Requirement: Go from the start of the data through the line that contains "ge-terminology-title: General Education", and substitute "image" for every "screenshot". Return only those lines, with nothing else changed.

Exercise materials:
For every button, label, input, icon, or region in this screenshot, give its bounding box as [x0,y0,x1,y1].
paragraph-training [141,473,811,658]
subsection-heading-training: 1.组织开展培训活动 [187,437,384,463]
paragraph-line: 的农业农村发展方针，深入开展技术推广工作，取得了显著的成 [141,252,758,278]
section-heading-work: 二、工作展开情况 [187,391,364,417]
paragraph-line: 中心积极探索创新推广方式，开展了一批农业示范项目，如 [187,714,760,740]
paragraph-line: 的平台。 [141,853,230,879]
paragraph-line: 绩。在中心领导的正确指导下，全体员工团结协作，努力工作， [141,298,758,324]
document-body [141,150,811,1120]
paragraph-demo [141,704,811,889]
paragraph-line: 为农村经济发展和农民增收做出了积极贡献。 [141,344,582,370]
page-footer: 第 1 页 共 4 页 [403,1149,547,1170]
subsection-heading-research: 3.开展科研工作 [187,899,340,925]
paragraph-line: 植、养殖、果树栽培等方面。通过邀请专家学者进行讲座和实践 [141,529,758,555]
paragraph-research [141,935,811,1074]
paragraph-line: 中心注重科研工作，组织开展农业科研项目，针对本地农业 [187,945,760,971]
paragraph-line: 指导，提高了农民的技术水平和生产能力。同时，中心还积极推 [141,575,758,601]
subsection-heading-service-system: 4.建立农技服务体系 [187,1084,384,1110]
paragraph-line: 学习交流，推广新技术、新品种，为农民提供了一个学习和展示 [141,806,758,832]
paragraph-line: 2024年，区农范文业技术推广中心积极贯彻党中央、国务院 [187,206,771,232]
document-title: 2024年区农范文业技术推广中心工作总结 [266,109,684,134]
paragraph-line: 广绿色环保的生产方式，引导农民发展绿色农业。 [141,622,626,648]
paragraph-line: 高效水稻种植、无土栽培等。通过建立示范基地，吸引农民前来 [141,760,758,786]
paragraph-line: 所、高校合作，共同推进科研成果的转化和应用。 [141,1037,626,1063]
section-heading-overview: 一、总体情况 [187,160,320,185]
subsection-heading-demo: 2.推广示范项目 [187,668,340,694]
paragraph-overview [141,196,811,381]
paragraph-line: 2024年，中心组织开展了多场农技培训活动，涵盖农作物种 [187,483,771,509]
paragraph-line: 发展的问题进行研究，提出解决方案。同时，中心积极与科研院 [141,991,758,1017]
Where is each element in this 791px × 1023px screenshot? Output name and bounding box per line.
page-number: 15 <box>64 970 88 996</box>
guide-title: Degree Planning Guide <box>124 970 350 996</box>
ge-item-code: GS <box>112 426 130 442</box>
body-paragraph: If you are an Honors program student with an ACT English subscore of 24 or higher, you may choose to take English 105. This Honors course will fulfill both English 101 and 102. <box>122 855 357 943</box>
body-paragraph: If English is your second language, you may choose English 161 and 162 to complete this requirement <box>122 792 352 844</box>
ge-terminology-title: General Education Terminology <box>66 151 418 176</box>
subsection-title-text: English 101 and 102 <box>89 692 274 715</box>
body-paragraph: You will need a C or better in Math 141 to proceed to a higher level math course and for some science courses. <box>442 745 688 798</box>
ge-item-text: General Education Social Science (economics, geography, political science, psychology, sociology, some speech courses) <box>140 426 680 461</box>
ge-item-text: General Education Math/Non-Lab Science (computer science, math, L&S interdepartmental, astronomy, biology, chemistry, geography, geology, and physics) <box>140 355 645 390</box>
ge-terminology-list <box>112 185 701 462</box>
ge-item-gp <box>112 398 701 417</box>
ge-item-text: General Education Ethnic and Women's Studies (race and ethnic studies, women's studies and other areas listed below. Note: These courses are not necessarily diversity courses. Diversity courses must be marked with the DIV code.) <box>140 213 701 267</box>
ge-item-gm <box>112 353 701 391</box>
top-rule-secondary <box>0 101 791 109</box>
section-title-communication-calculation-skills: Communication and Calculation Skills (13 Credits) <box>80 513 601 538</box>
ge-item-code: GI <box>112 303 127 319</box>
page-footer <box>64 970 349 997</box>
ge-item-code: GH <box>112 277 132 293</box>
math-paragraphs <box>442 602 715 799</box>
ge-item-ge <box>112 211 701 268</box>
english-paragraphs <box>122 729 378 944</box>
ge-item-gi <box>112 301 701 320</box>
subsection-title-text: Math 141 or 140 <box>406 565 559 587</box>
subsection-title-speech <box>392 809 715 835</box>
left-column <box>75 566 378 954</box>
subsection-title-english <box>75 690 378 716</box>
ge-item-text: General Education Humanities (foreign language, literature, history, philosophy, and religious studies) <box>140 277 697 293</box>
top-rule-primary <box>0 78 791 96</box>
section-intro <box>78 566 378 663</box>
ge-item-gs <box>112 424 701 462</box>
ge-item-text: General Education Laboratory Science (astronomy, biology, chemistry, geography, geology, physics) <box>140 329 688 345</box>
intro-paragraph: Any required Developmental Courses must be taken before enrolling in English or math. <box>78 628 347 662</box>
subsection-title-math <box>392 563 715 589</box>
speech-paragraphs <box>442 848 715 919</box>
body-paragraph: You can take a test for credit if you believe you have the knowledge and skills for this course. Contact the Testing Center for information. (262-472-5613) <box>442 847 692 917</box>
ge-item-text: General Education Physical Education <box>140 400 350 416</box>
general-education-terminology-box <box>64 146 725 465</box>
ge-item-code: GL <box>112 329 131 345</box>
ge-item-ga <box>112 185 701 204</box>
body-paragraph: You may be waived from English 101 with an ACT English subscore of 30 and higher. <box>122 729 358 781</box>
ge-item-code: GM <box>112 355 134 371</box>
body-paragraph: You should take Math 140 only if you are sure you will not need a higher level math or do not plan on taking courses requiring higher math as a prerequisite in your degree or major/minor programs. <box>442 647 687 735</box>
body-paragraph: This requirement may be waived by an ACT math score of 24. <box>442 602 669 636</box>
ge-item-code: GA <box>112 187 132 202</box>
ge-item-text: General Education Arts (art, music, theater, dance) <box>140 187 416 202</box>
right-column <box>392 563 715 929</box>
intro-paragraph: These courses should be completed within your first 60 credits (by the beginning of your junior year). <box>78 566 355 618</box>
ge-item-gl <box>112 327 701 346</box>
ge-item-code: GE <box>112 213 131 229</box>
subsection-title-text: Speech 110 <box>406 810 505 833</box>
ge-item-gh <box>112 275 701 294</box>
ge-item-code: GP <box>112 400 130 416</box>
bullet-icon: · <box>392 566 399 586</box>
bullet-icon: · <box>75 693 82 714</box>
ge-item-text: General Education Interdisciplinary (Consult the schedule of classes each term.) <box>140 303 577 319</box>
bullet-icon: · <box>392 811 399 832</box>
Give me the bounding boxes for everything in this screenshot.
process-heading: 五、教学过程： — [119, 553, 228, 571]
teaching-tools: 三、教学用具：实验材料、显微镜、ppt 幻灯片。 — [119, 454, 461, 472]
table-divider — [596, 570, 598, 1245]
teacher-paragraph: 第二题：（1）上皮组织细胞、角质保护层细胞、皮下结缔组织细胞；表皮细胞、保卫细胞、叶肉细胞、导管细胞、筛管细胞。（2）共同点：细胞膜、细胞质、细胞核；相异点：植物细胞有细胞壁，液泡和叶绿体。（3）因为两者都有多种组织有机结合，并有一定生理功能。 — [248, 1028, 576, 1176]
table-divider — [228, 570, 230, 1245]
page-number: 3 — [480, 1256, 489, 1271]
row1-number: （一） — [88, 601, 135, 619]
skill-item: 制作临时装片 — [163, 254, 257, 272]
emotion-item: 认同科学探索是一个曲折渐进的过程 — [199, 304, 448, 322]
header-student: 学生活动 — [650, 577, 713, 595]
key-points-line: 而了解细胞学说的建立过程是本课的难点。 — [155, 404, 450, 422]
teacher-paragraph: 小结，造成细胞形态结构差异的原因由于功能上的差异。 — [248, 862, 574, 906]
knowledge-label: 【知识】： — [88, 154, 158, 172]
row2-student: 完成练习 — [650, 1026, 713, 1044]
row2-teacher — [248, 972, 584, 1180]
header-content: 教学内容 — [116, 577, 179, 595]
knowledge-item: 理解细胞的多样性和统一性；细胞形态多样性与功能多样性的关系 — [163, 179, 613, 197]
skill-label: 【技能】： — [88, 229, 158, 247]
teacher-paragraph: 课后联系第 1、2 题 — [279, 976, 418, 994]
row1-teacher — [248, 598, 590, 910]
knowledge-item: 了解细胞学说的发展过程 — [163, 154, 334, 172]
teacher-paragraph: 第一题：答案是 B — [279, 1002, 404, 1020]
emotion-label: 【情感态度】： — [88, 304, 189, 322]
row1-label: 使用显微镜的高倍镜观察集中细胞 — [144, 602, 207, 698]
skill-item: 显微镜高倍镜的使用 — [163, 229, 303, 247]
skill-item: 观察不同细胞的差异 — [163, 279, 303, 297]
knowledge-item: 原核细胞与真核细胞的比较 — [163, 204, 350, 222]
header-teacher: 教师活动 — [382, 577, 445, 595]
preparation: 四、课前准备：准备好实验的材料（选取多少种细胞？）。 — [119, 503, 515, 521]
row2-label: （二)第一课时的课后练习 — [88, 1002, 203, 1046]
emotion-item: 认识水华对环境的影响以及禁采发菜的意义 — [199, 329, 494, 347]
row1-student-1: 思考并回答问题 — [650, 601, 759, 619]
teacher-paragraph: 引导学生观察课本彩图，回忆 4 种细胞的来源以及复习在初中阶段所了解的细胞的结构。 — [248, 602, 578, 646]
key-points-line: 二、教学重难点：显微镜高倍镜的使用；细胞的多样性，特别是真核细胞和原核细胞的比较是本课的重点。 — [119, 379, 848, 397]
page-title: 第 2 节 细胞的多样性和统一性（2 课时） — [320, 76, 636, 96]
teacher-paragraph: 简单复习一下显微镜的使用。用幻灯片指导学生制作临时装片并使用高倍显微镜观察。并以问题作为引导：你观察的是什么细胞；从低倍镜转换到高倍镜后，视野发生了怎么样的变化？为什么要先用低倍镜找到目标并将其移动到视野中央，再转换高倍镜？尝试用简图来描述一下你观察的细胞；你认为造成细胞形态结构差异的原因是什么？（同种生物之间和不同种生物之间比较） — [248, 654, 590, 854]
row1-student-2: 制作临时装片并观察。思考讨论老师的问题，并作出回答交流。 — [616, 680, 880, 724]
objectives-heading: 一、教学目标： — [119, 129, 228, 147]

Answer below:
For every button, label, input, icon, or region in this image, give its bounding box as [x0,y0,x1,y1].
paragraph-training [141,473,811,658]
subsection-heading-training: 1.组织开展培训活动 [187,437,384,463]
paragraph-line: 的农业农村发展方针，深入开展技术推广工作，取得了显著的成 [141,252,758,278]
section-heading-work: 二、工作展开情况 [187,391,364,417]
paragraph-line: 中心积极探索创新推广方式，开展了一批农业示范项目，如 [187,714,760,740]
paragraph-line: 的平台。 [141,853,230,879]
paragraph-line: 绩。在中心领导的正确指导下，全体员工团结协作，努力工作， [141,298,758,324]
document-body [141,150,811,1120]
paragraph-demo [141,704,811,889]
paragraph-line: 为农村经济发展和农民增收做出了积极贡献。 [141,344,582,370]
page-footer: 第 1 页 共 4 页 [403,1149,547,1170]
subsection-heading-research: 3.开展科研工作 [187,899,340,925]
paragraph-line: 植、养殖、果树栽培等方面。通过邀请专家学者进行讲座和实践 [141,529,758,555]
paragraph-research [141,935,811,1074]
paragraph-line: 中心注重科研工作，组织开展农业科研项目，针对本地农业 [187,945,760,971]
paragraph-line: 指导，提高了农民的技术水平和生产能力。同时，中心还积极推 [141,575,758,601]
subsection-heading-service-system: 4.建立农技服务体系 [187,1084,384,1110]
paragraph-line: 学习交流，推广新技术、新品种，为农民提供了一个学习和展示 [141,806,758,832]
paragraph-line: 2024年，区农范文业技术推广中心积极贯彻党中央、国务院 [187,206,771,232]
document-title: 2024年区农范文业技术推广中心工作总结 [266,109,684,134]
paragraph-line: 广绿色环保的生产方式，引导农民发展绿色农业。 [141,622,626,648]
paragraph-line: 高效水稻种植、无土栽培等。通过建立示范基地，吸引农民前来 [141,760,758,786]
paragraph-line: 所、高校合作，共同推进科研成果的转化和应用。 [141,1037,626,1063]
section-heading-overview: 一、总体情况 [187,160,320,185]
subsection-heading-demo: 2.推广示范项目 [187,668,340,694]
paragraph-overview [141,196,811,381]
paragraph-line: 2024年，中心组织开展了多场农技培训活动，涵盖农作物种 [187,483,771,509]
paragraph-line: 发展的问题进行研究，提出解决方案。同时，中心积极与科研院 [141,991,758,1017]
Where is each element in this 791px × 1023px image? Output name and bounding box per line.
page-number: 15 <box>64 970 88 996</box>
guide-title: Degree Planning Guide <box>124 970 350 996</box>
ge-item-code: GS <box>112 426 130 442</box>
body-paragraph: If you are an Honors program student with an ACT English subscore of 24 or higher, you may choose to take English 105. This Honors course will fulfill both English 101 and 102. <box>122 855 357 943</box>
body-paragraph: If English is your second language, you may choose English 161 and 162 to complete this requirement <box>122 792 352 844</box>
ge-terminology-title: General Education Terminology <box>66 151 418 176</box>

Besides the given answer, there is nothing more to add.